> **Goal**: Quote the listing below in full and exactly as written, but omit every picture.

> **Input material**:
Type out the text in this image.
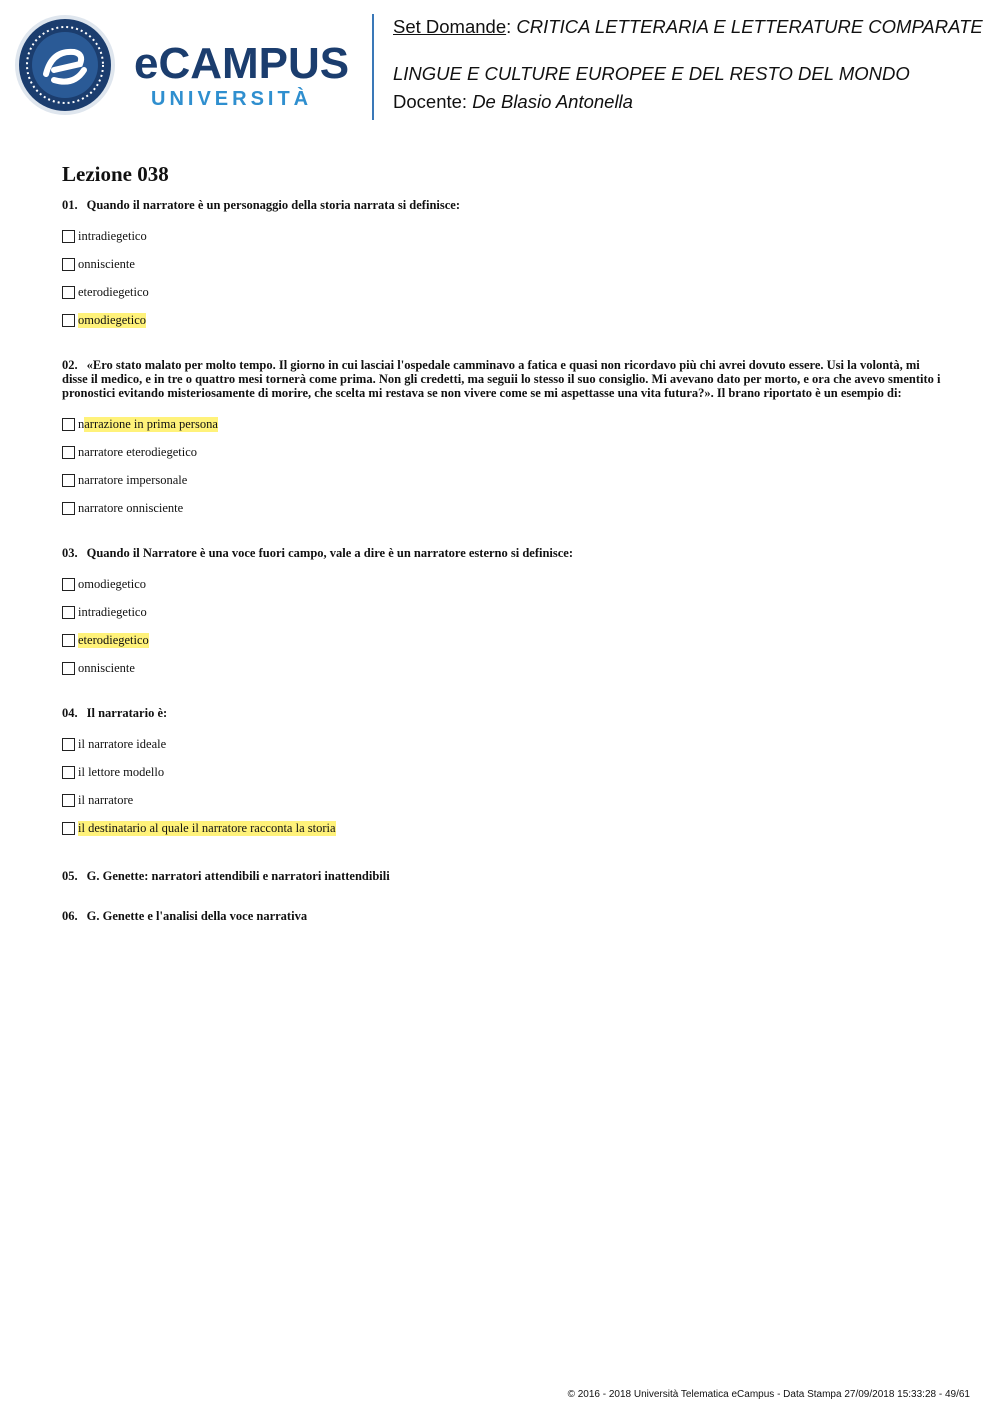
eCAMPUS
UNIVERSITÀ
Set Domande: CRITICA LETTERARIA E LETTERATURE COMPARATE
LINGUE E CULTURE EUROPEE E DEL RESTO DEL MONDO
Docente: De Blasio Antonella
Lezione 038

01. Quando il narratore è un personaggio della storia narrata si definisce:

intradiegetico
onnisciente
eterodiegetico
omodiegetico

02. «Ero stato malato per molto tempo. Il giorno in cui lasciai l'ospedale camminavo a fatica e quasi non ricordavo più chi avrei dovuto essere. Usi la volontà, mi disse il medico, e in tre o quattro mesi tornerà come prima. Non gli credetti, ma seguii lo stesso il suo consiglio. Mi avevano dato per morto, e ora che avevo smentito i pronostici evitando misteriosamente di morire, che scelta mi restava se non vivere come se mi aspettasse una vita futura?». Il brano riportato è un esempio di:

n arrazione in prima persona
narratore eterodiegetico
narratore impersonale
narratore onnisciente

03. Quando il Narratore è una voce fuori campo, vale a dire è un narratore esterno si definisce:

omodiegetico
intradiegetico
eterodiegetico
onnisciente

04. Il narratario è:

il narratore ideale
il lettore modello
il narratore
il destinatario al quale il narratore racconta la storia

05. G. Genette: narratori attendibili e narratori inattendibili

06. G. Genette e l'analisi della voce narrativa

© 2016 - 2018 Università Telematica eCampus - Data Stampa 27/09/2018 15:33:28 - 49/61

> **Final result**:
Type out the text in this image.
eCAMPUS
UNIVERSITÀ
Set Domande: CRITICA LETTERARIA E LETTERATURE COMPARATE
LINGUE E CULTURE EUROPEE E DEL RESTO DEL MONDO
Docente: De Blasio Antonella
Lezione 038

01. Quando il narratore è un personaggio della storia narrata si definisce:

intradiegetico
onnisciente
eterodiegetico
omodiegetico

02. «Ero stato malato per molto tempo. Il giorno in cui lasciai l'ospedale camminavo a fatica e quasi non ricordavo più chi avrei dovuto essere. Usi la volontà, mi disse il medico, e in tre o quattro mesi tornerà come prima. Non gli credetti, ma seguii lo stesso il suo consiglio. Mi avevano dato per morto, e ora che avevo smentito i pronostici evitando misteriosamente di morire, che scelta mi restava se non vivere come se mi aspettasse una vita futura?». Il brano riportato è un esempio di:

n arrazione in prima persona
narratore eterodiegetico
narratore impersonale
narratore onnisciente

03. Quando il Narratore è una voce fuori campo, vale a dire è un narratore esterno si definisce:

omodiegetico
intradiegetico
eterodiegetico
onnisciente

04. Il narratario è:

il narratore ideale
il lettore modello
il narratore
il destinatario al quale il narratore racconta la storia

05. G. Genette: narratori attendibili e narratori inattendibili

06. G. Genette e l'analisi della voce narrativa

© 2016 - 2018 Università Telematica eCampus - Data Stampa 27/09/2018 15:33:28 - 49/61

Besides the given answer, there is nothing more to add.